_The data_
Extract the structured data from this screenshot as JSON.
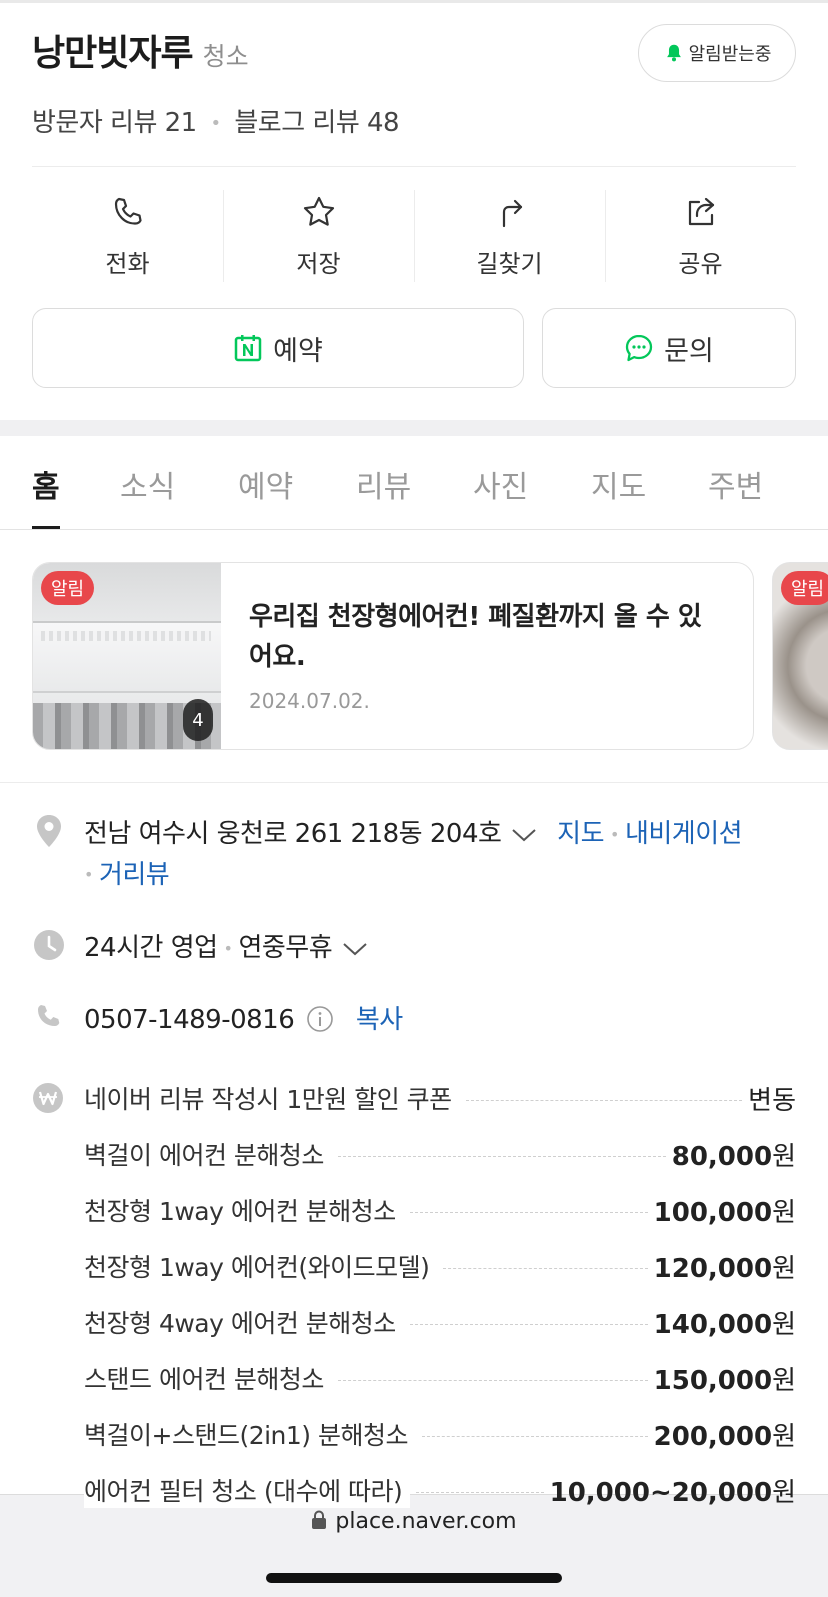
{
  "place": {
    "name": "낭만빗자루",
    "category": "청소",
    "alarm_label": "알림받는중",
    "visitor_reviews": "방문자 리뷰 21",
    "blog_reviews": "블로그 리뷰 48"
  },
  "actions": [
    {
      "label": "전화",
      "icon": "phone-icon"
    },
    {
      "label": "저장",
      "icon": "star-icon"
    },
    {
      "label": "길찾기",
      "icon": "directions-icon"
    },
    {
      "label": "공유",
      "icon": "share-icon"
    }
  ],
  "buttons": {
    "reserve": "예약",
    "inquiry": "문의"
  },
  "tabs": [
    "홈",
    "소식",
    "예약",
    "리뷰",
    "사진",
    "지도",
    "주변"
  ],
  "news": {
    "badge": "알림",
    "count": "4",
    "title": "우리집 천장형에어컨! 폐질환까지 올 수 있어요.",
    "date": "2024.07.02.",
    "next_badge": "알림"
  },
  "info": {
    "address": "전남 여수시 웅천로 261 218동 204호",
    "map_link": "지도",
    "navi_link": "내비게이션",
    "street_link": "거리뷰",
    "hours": "24시간 영업",
    "hours_note": "연중무휴",
    "phone": "0507-1489-0816",
    "copy_link": "복사"
  },
  "prices": [
    {
      "name": "네이버 리뷰 작성시 1만원 할인 쿠폰",
      "value": "변동",
      "unit": ""
    },
    {
      "name": "벽걸이 에어컨 분해청소",
      "value": "80,000",
      "unit": "원"
    },
    {
      "name": "천장형 1way 에어컨 분해청소",
      "value": "100,000",
      "unit": "원"
    },
    {
      "name": "천장형 1way 에어컨(와이드모델)",
      "value": "120,000",
      "unit": "원"
    },
    {
      "name": "천장형 4way 에어컨 분해청소",
      "value": "140,000",
      "unit": "원"
    },
    {
      "name": "스탠드 에어컨 분해청소",
      "value": "150,000",
      "unit": "원"
    },
    {
      "name": "벽걸이+스탠드(2in1) 분해청소",
      "value": "200,000",
      "unit": "원"
    },
    {
      "name": "에어컨 필터 청소 (대수에 따라)",
      "value": "10,000~20,000",
      "unit": "원"
    }
  ],
  "browser": {
    "url": "place.naver.com"
  },
  "colors": {
    "link": "#1c63b6",
    "alarm_badge": "#e8474b",
    "naver_green": "#03c75a"
  }
}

_To be done_
Reproduce every line above as written, skipping pictures.

_Exercise answer_
Extract the structured data from this screenshot as JSON.
{
  "place": {
    "name": "낭만빗자루",
    "category": "청소",
    "alarm_label": "알림받는중",
    "visitor_reviews": "방문자 리뷰 21",
    "blog_reviews": "블로그 리뷰 48"
  },
  "actions": [
    {
      "label": "전화",
      "icon": "phone-icon"
    },
    {
      "label": "저장",
      "icon": "star-icon"
    },
    {
      "label": "길찾기",
      "icon": "directions-icon"
    },
    {
      "label": "공유",
      "icon": "share-icon"
    }
  ],
  "buttons": {
    "reserve": "예약",
    "inquiry": "문의"
  },
  "tabs": [
    "홈",
    "소식",
    "예약",
    "리뷰",
    "사진",
    "지도",
    "주변"
  ],
  "news": {
    "badge": "알림",
    "count": "4",
    "title": "우리집 천장형에어컨! 폐질환까지 올 수 있어요.",
    "date": "2024.07.02.",
    "next_badge": "알림"
  },
  "info": {
    "address": "전남 여수시 웅천로 261 218동 204호",
    "map_link": "지도",
    "navi_link": "내비게이션",
    "street_link": "거리뷰",
    "hours": "24시간 영업",
    "hours_note": "연중무휴",
    "phone": "0507-1489-0816",
    "copy_link": "복사"
  },
  "prices": [
    {
      "name": "네이버 리뷰 작성시 1만원 할인 쿠폰",
      "value": "변동",
      "unit": ""
    },
    {
      "name": "벽걸이 에어컨 분해청소",
      "value": "80,000",
      "unit": "원"
    },
    {
      "name": "천장형 1way 에어컨 분해청소",
      "value": "100,000",
      "unit": "원"
    },
    {
      "name": "천장형 1way 에어컨(와이드모델)",
      "value": "120,000",
      "unit": "원"
    },
    {
      "name": "천장형 4way 에어컨 분해청소",
      "value": "140,000",
      "unit": "원"
    },
    {
      "name": "스탠드 에어컨 분해청소",
      "value": "150,000",
      "unit": "원"
    },
    {
      "name": "벽걸이+스탠드(2in1) 분해청소",
      "value": "200,000",
      "unit": "원"
    },
    {
      "name": "에어컨 필터 청소 (대수에 따라)",
      "value": "10,000~20,000",
      "unit": "원"
    }
  ],
  "browser": {
    "url": "place.naver.com"
  },
  "colors": {
    "link": "#1c63b6",
    "alarm_badge": "#e8474b",
    "naver_green": "#03c75a"
  }
}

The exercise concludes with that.